• **Your instructions**: Each line of the data should be transcribed exactly as given.

Figure collection entries
-=-=-

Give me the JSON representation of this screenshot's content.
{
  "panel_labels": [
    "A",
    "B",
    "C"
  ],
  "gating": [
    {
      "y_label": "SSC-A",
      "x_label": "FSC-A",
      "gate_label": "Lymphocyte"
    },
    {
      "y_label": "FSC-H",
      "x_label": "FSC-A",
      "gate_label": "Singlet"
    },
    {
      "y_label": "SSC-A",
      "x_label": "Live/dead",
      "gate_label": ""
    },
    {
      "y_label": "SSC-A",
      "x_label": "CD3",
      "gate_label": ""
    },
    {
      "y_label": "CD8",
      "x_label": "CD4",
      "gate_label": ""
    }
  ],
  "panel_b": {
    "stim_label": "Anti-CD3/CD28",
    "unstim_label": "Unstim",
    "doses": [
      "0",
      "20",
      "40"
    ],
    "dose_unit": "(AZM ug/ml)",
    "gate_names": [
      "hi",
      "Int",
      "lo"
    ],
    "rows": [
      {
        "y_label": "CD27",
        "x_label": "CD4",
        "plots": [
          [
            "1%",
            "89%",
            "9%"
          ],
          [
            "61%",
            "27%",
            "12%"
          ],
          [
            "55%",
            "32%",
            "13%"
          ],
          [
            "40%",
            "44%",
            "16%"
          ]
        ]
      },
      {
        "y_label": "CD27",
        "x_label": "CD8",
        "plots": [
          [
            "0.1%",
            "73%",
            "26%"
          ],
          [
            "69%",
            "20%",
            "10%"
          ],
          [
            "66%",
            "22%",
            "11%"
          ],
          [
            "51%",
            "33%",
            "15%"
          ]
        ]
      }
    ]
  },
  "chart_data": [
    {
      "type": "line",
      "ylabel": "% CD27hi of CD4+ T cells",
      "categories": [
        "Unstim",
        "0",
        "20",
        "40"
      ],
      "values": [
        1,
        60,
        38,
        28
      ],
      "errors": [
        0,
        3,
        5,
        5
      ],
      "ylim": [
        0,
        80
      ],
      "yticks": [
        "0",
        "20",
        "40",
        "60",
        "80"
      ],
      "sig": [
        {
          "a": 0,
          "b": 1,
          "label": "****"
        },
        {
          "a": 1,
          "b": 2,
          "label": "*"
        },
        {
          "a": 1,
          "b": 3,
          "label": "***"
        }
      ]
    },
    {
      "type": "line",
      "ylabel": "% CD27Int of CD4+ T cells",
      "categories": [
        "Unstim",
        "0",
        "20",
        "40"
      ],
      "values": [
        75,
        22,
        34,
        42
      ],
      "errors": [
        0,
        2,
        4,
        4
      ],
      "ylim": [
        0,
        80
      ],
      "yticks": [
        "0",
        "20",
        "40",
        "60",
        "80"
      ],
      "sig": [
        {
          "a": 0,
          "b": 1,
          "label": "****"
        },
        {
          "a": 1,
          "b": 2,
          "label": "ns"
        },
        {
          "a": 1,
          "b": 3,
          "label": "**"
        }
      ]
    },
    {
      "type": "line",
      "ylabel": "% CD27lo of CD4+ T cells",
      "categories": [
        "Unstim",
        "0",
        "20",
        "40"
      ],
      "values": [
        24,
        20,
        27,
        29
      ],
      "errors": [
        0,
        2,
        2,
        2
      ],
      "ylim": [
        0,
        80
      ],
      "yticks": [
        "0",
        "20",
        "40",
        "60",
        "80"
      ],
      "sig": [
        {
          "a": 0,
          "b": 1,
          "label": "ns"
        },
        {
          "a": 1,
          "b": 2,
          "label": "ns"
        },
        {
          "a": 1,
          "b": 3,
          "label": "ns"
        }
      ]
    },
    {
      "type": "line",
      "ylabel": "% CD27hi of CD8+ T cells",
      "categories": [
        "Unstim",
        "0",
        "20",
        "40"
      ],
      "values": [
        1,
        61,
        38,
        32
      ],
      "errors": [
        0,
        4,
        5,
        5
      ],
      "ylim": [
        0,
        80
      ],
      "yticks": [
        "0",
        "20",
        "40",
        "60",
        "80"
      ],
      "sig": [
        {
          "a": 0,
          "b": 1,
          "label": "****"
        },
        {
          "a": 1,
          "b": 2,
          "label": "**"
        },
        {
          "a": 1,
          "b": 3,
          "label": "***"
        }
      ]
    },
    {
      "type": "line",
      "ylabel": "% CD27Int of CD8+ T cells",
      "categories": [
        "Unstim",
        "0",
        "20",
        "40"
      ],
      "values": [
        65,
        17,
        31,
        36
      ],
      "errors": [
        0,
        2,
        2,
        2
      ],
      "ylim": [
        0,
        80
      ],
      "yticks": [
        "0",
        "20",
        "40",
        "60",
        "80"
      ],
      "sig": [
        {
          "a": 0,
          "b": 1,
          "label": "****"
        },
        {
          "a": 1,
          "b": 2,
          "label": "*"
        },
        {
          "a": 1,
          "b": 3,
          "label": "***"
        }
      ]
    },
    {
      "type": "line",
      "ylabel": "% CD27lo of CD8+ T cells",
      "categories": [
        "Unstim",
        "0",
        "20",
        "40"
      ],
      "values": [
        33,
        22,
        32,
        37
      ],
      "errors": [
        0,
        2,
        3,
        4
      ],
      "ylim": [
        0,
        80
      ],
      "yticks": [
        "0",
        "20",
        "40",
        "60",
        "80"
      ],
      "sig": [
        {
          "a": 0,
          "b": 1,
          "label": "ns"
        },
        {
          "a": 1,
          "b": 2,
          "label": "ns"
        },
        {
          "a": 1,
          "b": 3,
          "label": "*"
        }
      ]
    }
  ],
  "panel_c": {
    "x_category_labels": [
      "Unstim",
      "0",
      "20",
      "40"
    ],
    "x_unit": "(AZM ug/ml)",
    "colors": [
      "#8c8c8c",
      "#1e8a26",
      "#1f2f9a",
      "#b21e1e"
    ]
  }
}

-=-=-

• **Response area**:
Give me the JSON representation of this screenshot's content.
{
  "panel_labels": [
    "A",
    "B",
    "C"
  ],
  "gating": [
    {
      "y_label": "SSC-A",
      "x_label": "FSC-A",
      "gate_label": "Lymphocyte"
    },
    {
      "y_label": "FSC-H",
      "x_label": "FSC-A",
      "gate_label": "Singlet"
    },
    {
      "y_label": "SSC-A",
      "x_label": "Live/dead",
      "gate_label": ""
    },
    {
      "y_label": "SSC-A",
      "x_label": "CD3",
      "gate_label": ""
    },
    {
      "y_label": "CD8",
      "x_label": "CD4",
      "gate_label": ""
    }
  ],
  "panel_b": {
    "stim_label": "Anti-CD3/CD28",
    "unstim_label": "Unstim",
    "doses": [
      "0",
      "20",
      "40"
    ],
    "dose_unit": "(AZM ug/ml)",
    "gate_names": [
      "hi",
      "Int",
      "lo"
    ],
    "rows": [
      {
        "y_label": "CD27",
        "x_label": "CD4",
        "plots": [
          [
            "1%",
            "89%",
            "9%"
          ],
          [
            "61%",
            "27%",
            "12%"
          ],
          [
            "55%",
            "32%",
            "13%"
          ],
          [
            "40%",
            "44%",
            "16%"
          ]
        ]
      },
      {
        "y_label": "CD27",
        "x_label": "CD8",
        "plots": [
          [
            "0.1%",
            "73%",
            "26%"
          ],
          [
            "69%",
            "20%",
            "10%"
          ],
          [
            "66%",
            "22%",
            "11%"
          ],
          [
            "51%",
            "33%",
            "15%"
          ]
        ]
      }
    ]
  },
  "chart_data": [
    {
      "type": "line",
      "ylabel": "% CD27hi of CD4+ T cells",
      "categories": [
        "Unstim",
        "0",
        "20",
        "40"
      ],
      "values": [
        1,
        60,
        38,
        28
      ],
      "errors": [
        0,
        3,
        5,
        5
      ],
      "ylim": [
        0,
        80
      ],
      "yticks": [
        "0",
        "20",
        "40",
        "60",
        "80"
      ],
      "sig": [
        {
          "a": 0,
          "b": 1,
          "label": "****"
        },
        {
          "a": 1,
          "b": 2,
          "label": "*"
        },
        {
          "a": 1,
          "b": 3,
          "label": "***"
        }
      ]
    },
    {
      "type": "line",
      "ylabel": "% CD27Int of CD4+ T cells",
      "categories": [
        "Unstim",
        "0",
        "20",
        "40"
      ],
      "values": [
        75,
        22,
        34,
        42
      ],
      "errors": [
        0,
        2,
        4,
        4
      ],
      "ylim": [
        0,
        80
      ],
      "yticks": [
        "0",
        "20",
        "40",
        "60",
        "80"
      ],
      "sig": [
        {
          "a": 0,
          "b": 1,
          "label": "****"
        },
        {
          "a": 1,
          "b": 2,
          "label": "ns"
        },
        {
          "a": 1,
          "b": 3,
          "label": "**"
        }
      ]
    },
    {
      "type": "line",
      "ylabel": "% CD27lo of CD4+ T cells",
      "categories": [
        "Unstim",
        "0",
        "20",
        "40"
      ],
      "values": [
        24,
        20,
        27,
        29
      ],
      "errors": [
        0,
        2,
        2,
        2
      ],
      "ylim": [
        0,
        80
      ],
      "yticks": [
        "0",
        "20",
        "40",
        "60",
        "80"
      ],
      "sig": [
        {
          "a": 0,
          "b": 1,
          "label": "ns"
        },
        {
          "a": 1,
          "b": 2,
          "label": "ns"
        },
        {
          "a": 1,
          "b": 3,
          "label": "ns"
        }
      ]
    },
    {
      "type": "line",
      "ylabel": "% CD27hi of CD8+ T cells",
      "categories": [
        "Unstim",
        "0",
        "20",
        "40"
      ],
      "values": [
        1,
        61,
        38,
        32
      ],
      "errors": [
        0,
        4,
        5,
        5
      ],
      "ylim": [
        0,
        80
      ],
      "yticks": [
        "0",
        "20",
        "40",
        "60",
        "80"
      ],
      "sig": [
        {
          "a": 0,
          "b": 1,
          "label": "****"
        },
        {
          "a": 1,
          "b": 2,
          "label": "**"
        },
        {
          "a": 1,
          "b": 3,
          "label": "***"
        }
      ]
    },
    {
      "type": "line",
      "ylabel": "% CD27Int of CD8+ T cells",
      "categories": [
        "Unstim",
        "0",
        "20",
        "40"
      ],
      "values": [
        65,
        17,
        31,
        36
      ],
      "errors": [
        0,
        2,
        2,
        2
      ],
      "ylim": [
        0,
        80
      ],
      "yticks": [
        "0",
        "20",
        "40",
        "60",
        "80"
      ],
      "sig": [
        {
          "a": 0,
          "b": 1,
          "label": "****"
        },
        {
          "a": 1,
          "b": 2,
          "label": "*"
        },
        {
          "a": 1,
          "b": 3,
          "label": "***"
        }
      ]
    },
    {
      "type": "line",
      "ylabel": "% CD27lo of CD8+ T cells",
      "categories": [
        "Unstim",
        "0",
        "20",
        "40"
      ],
      "values": [
        33,
        22,
        32,
        37
      ],
      "errors": [
        0,
        2,
        3,
        4
      ],
      "ylim": [
        0,
        80
      ],
      "yticks": [
        "0",
        "20",
        "40",
        "60",
        "80"
      ],
      "sig": [
        {
          "a": 0,
          "b": 1,
          "label": "ns"
        },
        {
          "a": 1,
          "b": 2,
          "label": "ns"
        },
        {
          "a": 1,
          "b": 3,
          "label": "*"
        }
      ]
    }
  ],
  "panel_c": {
    "x_category_labels": [
      "Unstim",
      "0",
      "20",
      "40"
    ],
    "x_unit": "(AZM ug/ml)",
    "colors": [
      "#8c8c8c",
      "#1e8a26",
      "#1f2f9a",
      "#b21e1e"
    ]
  }
}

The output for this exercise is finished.